WHAT NEEDS TO BE DONE:
Gather every line of the entries that includes the word "stats".

MATERIAL FOR THIS TASK:

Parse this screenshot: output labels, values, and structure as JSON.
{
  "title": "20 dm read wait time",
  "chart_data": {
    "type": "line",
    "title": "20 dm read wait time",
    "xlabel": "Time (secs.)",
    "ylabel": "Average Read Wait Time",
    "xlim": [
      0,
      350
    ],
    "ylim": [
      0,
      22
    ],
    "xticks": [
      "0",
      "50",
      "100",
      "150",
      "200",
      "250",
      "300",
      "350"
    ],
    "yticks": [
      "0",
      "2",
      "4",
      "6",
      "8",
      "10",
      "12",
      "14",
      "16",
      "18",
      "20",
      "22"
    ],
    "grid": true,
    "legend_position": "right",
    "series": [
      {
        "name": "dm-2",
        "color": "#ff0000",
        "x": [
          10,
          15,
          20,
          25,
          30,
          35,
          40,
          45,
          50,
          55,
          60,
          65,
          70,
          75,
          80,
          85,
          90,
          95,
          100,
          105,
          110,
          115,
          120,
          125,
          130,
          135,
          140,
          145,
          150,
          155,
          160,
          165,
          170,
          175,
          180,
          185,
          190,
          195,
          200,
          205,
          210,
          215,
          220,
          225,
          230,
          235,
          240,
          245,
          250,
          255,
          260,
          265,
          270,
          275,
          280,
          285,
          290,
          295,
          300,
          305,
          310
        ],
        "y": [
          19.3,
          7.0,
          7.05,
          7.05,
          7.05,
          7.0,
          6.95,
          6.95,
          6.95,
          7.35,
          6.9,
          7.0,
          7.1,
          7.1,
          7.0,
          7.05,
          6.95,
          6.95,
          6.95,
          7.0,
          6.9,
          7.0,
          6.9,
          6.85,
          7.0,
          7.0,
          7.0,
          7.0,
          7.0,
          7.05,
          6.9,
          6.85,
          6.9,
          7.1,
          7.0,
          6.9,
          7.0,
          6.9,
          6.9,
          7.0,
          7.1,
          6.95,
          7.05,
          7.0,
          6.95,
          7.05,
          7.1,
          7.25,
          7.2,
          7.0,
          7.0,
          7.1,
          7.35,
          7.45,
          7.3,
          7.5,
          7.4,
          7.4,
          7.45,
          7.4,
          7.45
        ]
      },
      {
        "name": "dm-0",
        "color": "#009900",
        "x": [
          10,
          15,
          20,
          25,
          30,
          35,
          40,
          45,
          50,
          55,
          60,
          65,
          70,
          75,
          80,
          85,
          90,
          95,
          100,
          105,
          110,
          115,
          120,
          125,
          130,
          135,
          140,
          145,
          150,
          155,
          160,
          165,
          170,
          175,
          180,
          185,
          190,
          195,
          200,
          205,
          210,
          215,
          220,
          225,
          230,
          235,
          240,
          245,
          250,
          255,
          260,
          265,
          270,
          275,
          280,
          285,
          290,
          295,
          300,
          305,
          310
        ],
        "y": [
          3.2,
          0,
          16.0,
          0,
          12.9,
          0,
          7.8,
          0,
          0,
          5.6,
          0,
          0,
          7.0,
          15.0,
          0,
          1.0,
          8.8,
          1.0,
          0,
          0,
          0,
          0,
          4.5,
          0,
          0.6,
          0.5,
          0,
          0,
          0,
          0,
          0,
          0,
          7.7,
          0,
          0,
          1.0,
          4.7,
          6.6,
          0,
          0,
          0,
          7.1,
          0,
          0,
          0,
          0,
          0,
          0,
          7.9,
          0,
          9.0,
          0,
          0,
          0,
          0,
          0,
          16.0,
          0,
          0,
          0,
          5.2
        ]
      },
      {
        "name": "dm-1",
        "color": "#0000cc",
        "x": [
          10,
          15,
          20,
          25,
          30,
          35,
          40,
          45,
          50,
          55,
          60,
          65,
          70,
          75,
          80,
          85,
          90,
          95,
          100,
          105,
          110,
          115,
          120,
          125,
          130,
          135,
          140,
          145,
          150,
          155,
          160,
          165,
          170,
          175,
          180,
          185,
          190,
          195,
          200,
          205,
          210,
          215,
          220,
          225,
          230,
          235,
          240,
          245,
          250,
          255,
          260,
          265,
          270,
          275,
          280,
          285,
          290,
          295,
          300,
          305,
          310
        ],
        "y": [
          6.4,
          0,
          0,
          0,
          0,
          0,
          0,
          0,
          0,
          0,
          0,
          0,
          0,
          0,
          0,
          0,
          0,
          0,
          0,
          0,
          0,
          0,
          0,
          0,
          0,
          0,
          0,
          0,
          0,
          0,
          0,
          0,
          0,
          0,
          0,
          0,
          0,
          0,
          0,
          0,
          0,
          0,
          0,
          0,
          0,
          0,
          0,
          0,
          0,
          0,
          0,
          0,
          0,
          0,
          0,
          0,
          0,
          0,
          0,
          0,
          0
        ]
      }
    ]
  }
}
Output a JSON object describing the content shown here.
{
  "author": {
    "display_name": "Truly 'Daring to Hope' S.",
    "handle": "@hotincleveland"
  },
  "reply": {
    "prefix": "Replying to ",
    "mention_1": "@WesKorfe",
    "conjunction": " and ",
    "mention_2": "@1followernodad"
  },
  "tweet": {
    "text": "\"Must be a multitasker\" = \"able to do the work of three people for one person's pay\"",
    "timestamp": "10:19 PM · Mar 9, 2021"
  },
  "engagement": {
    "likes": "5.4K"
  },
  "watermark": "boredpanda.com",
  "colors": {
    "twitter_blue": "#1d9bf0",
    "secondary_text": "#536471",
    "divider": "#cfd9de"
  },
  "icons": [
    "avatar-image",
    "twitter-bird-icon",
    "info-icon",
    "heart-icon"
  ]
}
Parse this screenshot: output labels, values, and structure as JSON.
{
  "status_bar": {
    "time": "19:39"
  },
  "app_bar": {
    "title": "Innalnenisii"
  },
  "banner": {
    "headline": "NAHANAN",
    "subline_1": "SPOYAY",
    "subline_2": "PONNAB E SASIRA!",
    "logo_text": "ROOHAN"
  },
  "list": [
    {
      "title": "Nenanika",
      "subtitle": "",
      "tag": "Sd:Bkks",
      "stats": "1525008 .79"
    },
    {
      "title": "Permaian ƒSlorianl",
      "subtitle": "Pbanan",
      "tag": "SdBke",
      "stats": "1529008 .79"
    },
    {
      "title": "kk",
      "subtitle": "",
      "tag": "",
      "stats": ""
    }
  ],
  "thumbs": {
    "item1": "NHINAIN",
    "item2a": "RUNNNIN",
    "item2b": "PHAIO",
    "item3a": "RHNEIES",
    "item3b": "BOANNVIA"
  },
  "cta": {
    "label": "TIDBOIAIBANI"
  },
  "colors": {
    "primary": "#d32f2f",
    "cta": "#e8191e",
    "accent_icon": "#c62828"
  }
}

ANSWER TO THIS PROBLEM:
      "stats": "1525008 .79"
      "stats": "1529008 .79"
      "stats": ""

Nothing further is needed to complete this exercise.